Exercise description: Pull every line containing the word "heading" from the records.

Records shown:
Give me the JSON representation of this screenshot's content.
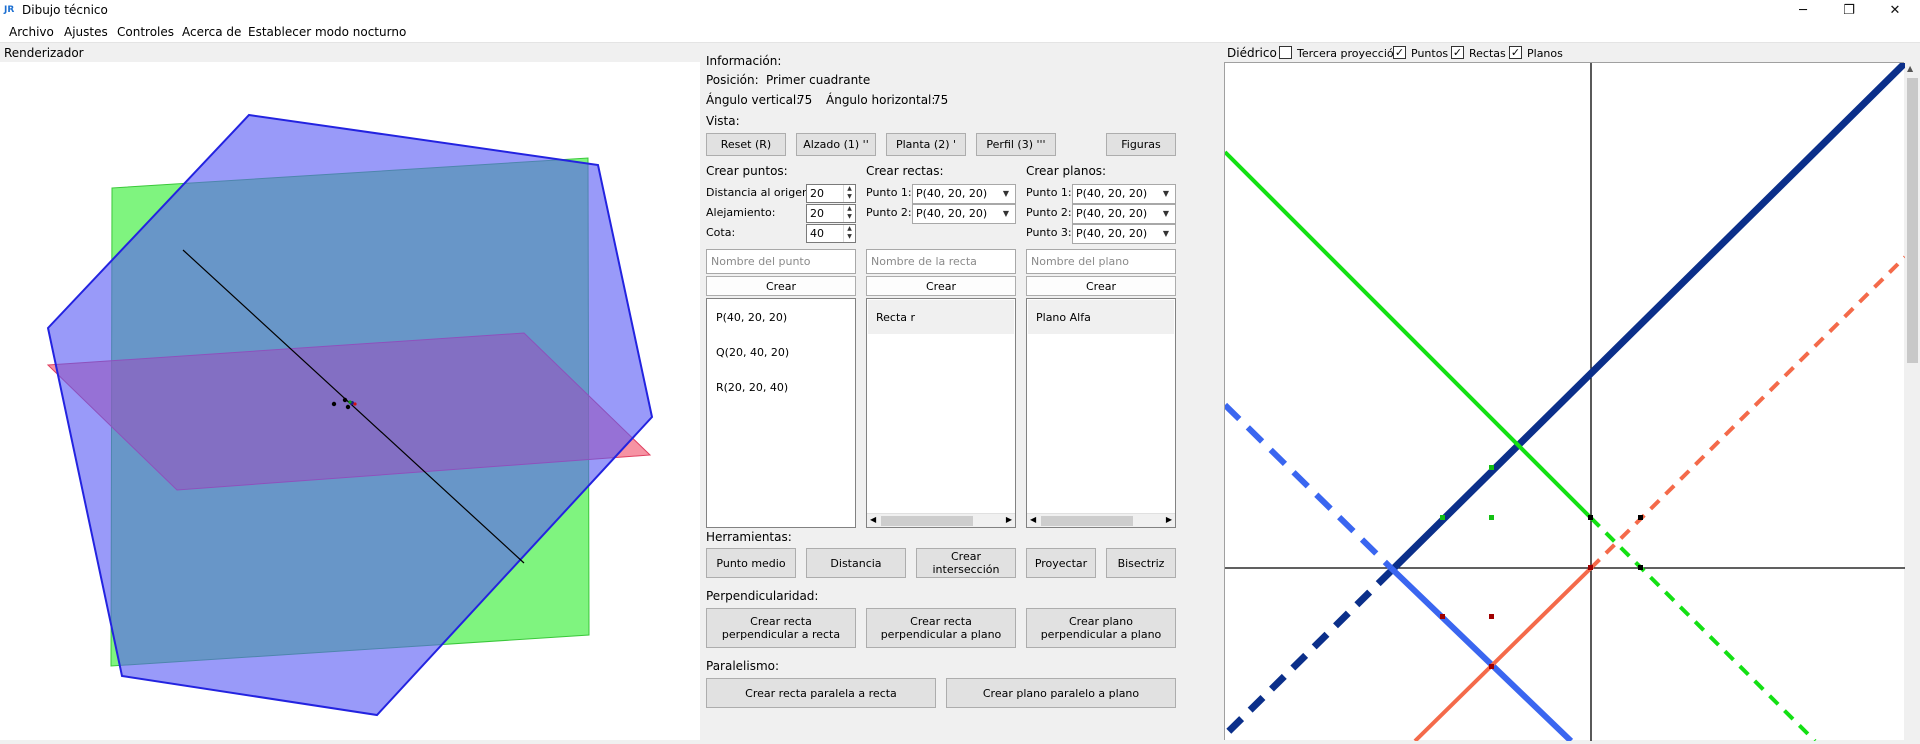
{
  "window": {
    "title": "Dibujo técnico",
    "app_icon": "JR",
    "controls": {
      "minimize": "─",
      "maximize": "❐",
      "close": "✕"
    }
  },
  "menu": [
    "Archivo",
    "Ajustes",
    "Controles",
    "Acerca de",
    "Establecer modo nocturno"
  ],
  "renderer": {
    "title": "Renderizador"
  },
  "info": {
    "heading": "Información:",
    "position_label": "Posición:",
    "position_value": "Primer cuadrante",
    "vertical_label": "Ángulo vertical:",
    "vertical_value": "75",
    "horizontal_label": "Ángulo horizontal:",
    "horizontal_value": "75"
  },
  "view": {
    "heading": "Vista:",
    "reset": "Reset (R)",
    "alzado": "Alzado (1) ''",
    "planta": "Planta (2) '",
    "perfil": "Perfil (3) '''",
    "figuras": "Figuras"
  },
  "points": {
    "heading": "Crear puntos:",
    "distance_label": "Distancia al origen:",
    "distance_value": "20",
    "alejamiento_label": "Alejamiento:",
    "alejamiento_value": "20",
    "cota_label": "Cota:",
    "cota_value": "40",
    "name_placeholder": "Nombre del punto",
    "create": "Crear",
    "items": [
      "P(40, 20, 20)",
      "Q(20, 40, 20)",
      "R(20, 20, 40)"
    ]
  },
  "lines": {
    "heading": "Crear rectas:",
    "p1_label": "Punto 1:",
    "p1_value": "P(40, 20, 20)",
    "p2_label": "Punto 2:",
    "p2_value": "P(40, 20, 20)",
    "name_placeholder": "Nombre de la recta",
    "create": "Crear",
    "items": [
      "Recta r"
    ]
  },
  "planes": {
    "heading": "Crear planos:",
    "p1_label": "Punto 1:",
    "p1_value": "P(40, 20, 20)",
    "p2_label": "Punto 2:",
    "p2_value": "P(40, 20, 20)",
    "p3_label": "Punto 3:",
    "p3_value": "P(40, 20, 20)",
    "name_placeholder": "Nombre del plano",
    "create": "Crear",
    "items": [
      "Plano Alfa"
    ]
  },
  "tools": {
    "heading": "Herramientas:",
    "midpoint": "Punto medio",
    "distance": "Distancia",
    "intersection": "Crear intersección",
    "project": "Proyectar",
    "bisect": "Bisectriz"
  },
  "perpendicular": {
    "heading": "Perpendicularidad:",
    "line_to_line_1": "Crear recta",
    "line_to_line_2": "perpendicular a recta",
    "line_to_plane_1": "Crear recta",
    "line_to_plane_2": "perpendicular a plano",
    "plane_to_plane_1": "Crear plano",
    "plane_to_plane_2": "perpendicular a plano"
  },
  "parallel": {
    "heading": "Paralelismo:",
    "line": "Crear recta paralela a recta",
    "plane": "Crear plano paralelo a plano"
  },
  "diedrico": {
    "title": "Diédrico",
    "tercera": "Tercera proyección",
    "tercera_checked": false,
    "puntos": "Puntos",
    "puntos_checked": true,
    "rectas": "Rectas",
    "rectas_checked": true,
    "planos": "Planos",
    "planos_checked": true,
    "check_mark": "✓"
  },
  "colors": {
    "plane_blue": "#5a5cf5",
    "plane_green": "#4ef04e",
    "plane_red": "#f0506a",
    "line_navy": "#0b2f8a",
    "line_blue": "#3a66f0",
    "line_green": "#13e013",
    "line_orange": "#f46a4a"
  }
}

==

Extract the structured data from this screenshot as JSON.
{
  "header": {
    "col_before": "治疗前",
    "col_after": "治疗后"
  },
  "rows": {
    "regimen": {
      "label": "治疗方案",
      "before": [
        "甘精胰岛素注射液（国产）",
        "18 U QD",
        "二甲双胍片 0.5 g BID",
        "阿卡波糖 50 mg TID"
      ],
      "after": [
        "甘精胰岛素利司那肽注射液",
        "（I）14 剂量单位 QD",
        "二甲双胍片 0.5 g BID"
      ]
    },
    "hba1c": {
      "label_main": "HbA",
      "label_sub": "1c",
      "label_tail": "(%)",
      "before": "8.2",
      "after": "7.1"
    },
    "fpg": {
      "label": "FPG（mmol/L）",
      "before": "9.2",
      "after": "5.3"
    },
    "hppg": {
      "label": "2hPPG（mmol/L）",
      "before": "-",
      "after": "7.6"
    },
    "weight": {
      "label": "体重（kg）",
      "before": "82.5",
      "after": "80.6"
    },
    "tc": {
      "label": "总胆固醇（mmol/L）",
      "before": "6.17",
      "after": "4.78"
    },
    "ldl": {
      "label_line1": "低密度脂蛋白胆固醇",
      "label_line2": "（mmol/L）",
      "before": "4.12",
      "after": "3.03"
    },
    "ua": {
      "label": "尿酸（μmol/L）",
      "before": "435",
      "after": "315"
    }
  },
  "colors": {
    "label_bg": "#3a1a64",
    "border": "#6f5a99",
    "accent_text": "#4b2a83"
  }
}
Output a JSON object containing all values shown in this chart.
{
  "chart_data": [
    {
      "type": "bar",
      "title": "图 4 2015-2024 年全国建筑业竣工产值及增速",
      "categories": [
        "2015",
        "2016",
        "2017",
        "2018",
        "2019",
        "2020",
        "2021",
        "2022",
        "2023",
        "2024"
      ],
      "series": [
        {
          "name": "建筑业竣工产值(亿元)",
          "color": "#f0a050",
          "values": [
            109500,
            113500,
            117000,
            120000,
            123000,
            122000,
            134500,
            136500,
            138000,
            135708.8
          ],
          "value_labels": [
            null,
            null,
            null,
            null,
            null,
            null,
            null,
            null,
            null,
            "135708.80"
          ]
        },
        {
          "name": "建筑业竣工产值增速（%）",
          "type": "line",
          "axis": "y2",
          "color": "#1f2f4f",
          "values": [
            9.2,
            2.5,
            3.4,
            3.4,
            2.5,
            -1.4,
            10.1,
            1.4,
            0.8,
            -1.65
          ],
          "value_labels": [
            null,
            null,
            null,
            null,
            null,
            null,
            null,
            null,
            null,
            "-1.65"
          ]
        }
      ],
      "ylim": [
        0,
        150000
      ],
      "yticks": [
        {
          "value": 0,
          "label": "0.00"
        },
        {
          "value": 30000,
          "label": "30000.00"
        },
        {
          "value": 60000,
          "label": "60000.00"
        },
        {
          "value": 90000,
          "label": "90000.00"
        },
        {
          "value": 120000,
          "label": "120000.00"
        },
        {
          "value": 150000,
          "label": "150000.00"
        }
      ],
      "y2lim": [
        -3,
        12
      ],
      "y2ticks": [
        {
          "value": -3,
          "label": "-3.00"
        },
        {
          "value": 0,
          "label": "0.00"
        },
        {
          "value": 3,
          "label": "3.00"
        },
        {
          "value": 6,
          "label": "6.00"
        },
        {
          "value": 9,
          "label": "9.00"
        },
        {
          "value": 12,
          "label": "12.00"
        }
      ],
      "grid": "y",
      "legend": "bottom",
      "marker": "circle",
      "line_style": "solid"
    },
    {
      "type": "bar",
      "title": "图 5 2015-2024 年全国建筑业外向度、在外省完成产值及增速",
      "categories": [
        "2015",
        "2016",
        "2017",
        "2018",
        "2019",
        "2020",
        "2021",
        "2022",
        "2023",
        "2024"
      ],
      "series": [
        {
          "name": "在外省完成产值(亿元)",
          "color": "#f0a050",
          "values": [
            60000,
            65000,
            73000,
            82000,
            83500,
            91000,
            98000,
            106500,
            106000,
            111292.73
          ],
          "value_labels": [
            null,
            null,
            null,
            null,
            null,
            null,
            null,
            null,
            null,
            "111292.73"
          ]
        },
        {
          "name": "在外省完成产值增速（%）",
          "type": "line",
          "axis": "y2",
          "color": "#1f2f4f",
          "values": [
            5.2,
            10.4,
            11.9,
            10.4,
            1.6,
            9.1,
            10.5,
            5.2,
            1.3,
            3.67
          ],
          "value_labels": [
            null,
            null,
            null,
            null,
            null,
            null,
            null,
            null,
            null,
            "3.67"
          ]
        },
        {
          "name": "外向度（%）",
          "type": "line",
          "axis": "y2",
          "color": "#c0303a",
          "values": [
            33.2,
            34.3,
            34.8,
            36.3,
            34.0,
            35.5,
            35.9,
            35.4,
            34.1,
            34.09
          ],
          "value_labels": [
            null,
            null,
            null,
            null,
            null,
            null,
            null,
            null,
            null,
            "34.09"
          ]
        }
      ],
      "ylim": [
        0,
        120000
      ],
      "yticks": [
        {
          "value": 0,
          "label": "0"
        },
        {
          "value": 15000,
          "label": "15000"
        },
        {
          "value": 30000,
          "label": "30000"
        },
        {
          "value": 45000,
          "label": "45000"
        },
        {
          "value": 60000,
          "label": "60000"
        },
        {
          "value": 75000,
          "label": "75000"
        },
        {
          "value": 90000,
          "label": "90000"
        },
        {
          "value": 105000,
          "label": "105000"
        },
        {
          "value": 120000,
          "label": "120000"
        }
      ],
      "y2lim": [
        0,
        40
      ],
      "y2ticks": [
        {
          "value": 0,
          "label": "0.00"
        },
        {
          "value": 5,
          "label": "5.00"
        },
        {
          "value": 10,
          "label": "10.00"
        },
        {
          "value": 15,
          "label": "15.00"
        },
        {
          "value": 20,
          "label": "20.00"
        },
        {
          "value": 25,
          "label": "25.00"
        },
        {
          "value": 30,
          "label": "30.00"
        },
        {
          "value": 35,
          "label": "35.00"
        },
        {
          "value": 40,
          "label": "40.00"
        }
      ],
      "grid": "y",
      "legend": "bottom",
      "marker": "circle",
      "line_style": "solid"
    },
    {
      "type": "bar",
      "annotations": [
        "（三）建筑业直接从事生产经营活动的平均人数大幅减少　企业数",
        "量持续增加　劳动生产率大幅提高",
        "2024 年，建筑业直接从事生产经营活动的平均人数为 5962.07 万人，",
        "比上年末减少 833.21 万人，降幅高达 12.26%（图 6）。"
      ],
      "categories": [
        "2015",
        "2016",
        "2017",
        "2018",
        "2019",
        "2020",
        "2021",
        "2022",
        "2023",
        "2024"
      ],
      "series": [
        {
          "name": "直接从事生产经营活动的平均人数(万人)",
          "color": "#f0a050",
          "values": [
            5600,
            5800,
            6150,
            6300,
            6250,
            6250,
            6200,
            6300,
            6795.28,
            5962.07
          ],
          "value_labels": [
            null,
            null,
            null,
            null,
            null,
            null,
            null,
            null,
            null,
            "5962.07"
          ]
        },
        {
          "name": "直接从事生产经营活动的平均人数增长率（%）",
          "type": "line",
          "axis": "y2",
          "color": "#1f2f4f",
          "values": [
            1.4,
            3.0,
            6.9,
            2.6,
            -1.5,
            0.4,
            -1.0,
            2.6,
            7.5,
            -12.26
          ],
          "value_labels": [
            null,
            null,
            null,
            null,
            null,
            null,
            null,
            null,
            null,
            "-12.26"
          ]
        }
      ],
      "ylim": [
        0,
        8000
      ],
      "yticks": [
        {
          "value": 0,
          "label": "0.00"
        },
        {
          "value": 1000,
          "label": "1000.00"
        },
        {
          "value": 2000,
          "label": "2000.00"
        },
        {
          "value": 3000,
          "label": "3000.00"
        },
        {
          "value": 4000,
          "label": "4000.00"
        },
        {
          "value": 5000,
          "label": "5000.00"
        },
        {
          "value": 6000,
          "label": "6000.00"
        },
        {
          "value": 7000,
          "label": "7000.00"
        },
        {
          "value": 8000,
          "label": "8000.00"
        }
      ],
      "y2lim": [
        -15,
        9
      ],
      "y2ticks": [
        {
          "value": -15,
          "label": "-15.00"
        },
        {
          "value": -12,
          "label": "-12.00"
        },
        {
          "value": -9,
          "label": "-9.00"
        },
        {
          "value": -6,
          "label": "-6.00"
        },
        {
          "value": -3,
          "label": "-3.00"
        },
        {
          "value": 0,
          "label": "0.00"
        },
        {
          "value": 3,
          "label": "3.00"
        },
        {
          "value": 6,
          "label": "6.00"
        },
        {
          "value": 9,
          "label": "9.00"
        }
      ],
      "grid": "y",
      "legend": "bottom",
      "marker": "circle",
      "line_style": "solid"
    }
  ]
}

* * *

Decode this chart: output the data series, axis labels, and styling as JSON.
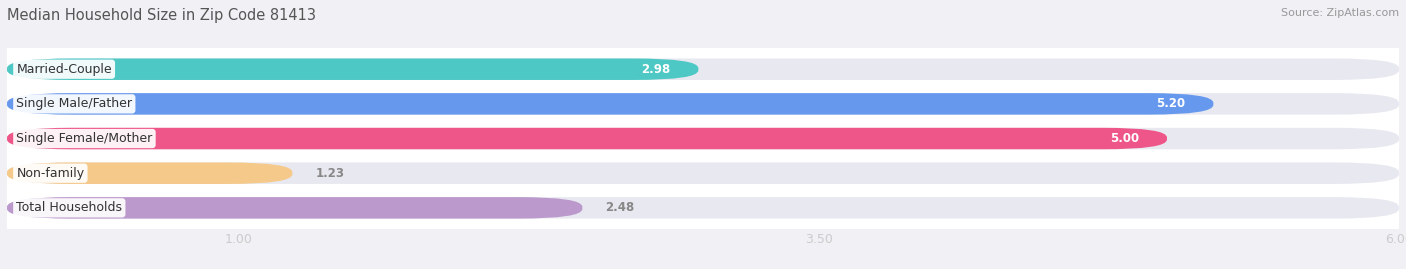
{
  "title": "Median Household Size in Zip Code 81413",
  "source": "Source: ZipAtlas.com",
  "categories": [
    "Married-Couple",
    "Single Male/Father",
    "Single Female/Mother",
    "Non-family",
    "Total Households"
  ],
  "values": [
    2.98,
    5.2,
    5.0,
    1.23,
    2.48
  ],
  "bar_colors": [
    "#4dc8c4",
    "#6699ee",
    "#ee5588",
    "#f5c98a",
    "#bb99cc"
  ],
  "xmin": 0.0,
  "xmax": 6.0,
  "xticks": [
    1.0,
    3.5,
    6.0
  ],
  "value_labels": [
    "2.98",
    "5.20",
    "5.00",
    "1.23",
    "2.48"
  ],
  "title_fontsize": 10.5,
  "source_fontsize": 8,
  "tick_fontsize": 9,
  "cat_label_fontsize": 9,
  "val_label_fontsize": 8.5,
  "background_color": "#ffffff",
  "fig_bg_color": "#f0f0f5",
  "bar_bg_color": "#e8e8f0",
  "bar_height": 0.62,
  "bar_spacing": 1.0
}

The result:
    "heading": "Información:",
    "heading": "Vista:",
    "heading": "Crear puntos:",
    "heading": "Crear rectas:",
    "heading": "Crear planos:",
    "heading": "Herramientas:",
    "heading": "Perpendicularidad:",
    "heading": "Paralelismo:",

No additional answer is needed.